◆ WHAT THE TASK ASKS ◆
Scan the listing below and copy every line holding "aboard".

◆ PROVIDED MATERIAL ◆
····················
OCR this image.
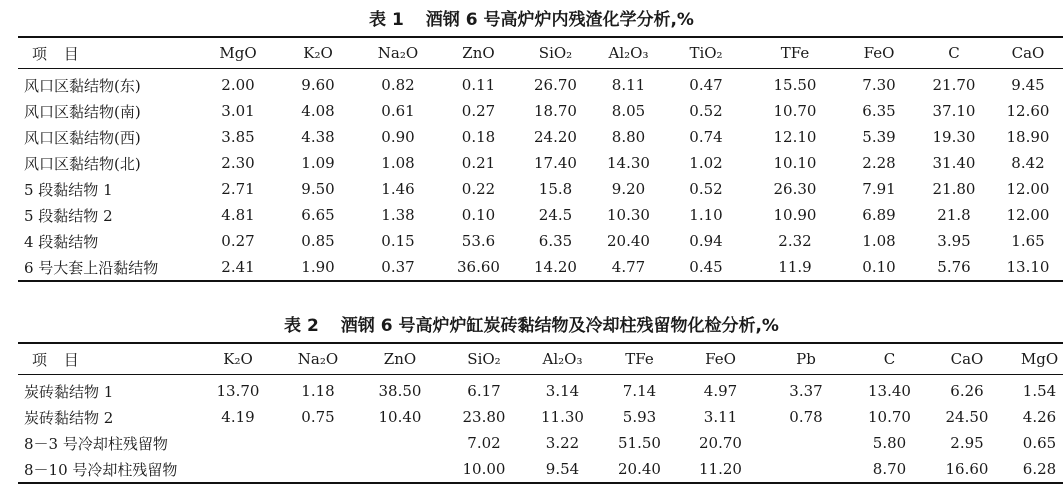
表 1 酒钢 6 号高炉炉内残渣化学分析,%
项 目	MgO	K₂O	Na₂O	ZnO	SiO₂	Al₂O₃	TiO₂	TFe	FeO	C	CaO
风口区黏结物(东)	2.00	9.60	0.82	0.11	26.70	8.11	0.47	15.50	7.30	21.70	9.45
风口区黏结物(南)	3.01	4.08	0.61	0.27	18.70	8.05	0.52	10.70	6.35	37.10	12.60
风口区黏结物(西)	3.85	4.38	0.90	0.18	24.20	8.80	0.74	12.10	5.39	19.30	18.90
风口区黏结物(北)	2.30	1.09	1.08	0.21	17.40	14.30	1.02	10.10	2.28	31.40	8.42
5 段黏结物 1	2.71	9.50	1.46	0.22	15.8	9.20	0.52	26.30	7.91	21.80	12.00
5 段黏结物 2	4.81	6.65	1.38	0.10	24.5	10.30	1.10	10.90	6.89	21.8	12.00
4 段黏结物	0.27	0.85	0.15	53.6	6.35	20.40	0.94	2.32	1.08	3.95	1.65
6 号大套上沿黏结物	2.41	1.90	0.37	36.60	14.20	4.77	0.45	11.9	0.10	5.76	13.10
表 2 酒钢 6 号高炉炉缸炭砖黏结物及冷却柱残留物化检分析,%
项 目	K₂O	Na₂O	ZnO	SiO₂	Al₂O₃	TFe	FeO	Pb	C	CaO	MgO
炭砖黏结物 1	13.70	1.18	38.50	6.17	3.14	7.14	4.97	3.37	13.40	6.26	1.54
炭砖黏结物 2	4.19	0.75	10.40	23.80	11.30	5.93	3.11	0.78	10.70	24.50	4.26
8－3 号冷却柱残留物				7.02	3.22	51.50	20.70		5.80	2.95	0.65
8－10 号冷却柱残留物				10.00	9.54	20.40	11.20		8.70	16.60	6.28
····················
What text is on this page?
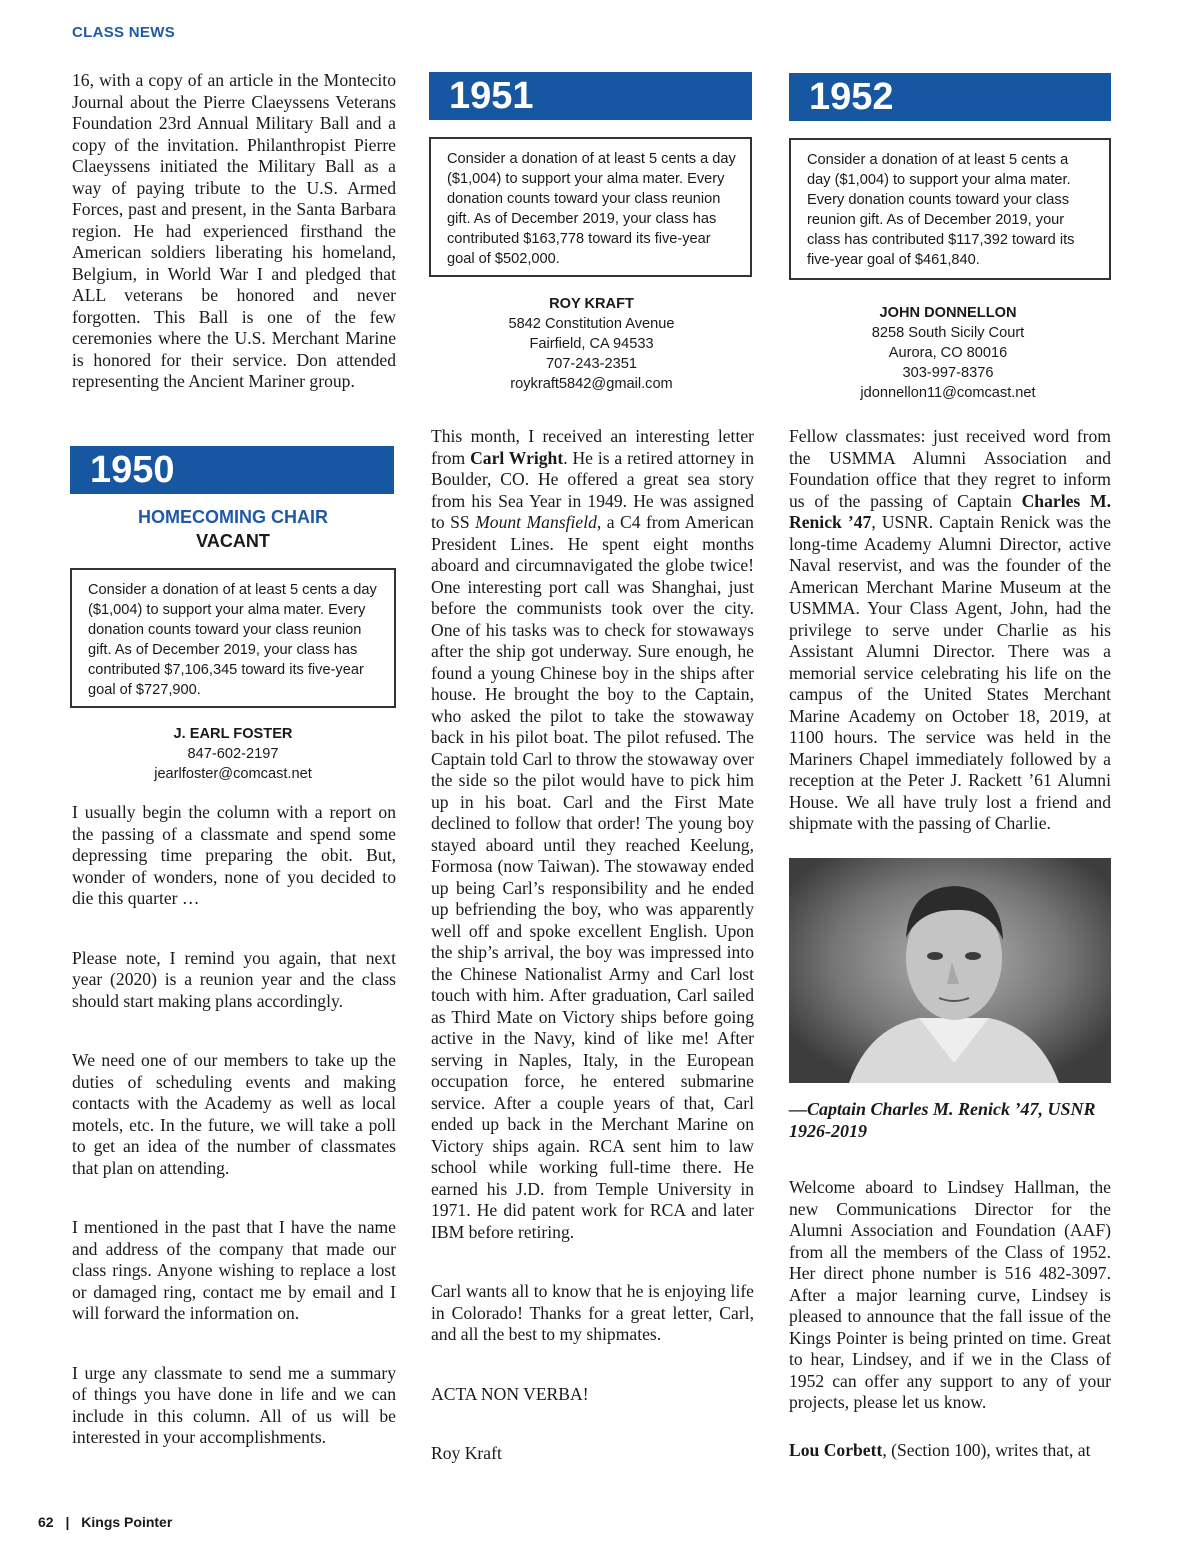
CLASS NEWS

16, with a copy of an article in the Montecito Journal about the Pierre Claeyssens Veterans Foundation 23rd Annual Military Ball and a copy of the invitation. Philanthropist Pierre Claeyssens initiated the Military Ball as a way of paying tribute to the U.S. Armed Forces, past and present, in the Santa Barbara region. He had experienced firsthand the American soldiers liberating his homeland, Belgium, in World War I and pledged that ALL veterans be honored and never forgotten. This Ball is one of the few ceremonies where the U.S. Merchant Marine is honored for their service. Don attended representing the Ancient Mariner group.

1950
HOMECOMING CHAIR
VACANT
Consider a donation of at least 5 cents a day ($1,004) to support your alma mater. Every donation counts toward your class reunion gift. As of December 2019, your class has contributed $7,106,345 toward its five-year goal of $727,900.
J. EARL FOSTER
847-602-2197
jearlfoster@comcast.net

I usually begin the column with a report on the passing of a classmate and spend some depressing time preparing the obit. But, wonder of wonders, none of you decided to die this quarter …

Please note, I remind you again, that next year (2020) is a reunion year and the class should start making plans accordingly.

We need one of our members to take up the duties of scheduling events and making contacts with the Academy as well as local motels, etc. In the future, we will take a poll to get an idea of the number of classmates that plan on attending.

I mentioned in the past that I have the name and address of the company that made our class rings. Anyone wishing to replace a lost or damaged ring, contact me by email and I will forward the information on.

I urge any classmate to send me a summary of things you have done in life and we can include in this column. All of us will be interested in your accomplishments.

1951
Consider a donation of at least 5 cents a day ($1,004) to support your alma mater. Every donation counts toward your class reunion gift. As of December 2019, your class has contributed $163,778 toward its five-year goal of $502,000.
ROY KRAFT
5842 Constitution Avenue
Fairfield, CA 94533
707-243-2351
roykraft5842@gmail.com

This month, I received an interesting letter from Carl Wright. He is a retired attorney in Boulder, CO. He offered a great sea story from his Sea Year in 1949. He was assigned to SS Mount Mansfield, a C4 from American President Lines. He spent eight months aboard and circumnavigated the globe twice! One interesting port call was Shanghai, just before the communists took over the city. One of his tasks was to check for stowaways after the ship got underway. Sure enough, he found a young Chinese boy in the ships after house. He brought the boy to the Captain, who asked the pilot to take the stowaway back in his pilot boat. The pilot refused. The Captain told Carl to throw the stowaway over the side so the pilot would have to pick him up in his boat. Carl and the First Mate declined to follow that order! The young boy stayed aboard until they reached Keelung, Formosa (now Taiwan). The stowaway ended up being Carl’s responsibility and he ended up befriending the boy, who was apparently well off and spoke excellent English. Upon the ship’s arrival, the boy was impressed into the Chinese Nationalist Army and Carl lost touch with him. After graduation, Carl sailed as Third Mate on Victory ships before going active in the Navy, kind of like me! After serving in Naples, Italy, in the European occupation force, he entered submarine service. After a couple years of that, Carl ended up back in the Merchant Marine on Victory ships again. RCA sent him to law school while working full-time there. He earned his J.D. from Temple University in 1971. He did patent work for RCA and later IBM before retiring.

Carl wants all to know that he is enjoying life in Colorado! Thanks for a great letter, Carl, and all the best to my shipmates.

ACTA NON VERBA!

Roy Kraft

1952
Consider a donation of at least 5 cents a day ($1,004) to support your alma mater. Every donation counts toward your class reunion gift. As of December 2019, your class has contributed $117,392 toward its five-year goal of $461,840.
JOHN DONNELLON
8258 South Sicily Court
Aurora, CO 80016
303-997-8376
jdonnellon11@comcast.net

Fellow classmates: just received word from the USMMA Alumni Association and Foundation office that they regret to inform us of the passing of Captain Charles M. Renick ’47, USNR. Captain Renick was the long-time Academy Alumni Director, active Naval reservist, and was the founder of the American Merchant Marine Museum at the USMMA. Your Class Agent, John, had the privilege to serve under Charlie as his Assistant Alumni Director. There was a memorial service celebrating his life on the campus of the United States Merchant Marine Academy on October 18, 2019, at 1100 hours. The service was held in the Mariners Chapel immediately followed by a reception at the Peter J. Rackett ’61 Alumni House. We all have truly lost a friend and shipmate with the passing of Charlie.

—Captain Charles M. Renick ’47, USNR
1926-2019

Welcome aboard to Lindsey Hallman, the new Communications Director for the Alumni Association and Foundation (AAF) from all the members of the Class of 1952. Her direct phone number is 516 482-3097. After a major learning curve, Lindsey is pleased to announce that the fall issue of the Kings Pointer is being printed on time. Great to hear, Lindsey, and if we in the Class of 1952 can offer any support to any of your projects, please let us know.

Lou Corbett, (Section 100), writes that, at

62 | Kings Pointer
····················
◆ FINAL RESULT ◆
This month, I received an interesting letter from Carl Wright. He is a retired attorney in Boulder, CO. He offered a great sea story from his Sea Year in 1949. He was assigned to SS Mount Mansfield, a C4 from American President Lines. He spent eight months aboard and circumnavigated the globe twice! One interesting port call was Shanghai, just before the communists took over the city. One of his tasks was to check for stowaways after the ship got underway. Sure enough, he found a young Chinese boy in the ships after house. He brought the boy to the Captain, who asked the pilot to take the stowaway back in his pilot boat. The pilot refused. The Captain told Carl to throw the stowaway over the side so the pilot would have to pick him up in his boat. Carl and the First Mate declined to follow that order! The young boy stayed aboard until they reached Keelung, Formosa (now Taiwan). The stowaway ended up being Carl’s responsibility and he ended up befriending the boy, who was apparently well off and spoke excellent English. Upon the ship’s arrival, the boy was impressed into the Chinese Nationalist Army and Carl lost touch with him. After graduation, Carl sailed as Third Mate on Victory ships before going active in the Navy, kind of like me! After serving in Naples, Italy, in the European occupation force, he entered submarine service. After a couple years of that, Carl ended up back in the Merchant Marine on Victory ships again. RCA sent him to law school while working full-time there. He earned his J.D. from Temple University in 1971. He did patent work for RCA and later IBM before retiring.
Welcome aboard to Lindsey Hallman, the new Communications Director for the Alumni Association and Foundation (AAF) from all the members of the Class of 1952. Her direct phone number is 516 482-3097. After a major learning curve, Lindsey is pleased to announce that the fall issue of the Kings Pointer is being printed on time. Great to hear, Lindsey, and if we in the Class of 1952 can offer any support to any of your projects, please let us know.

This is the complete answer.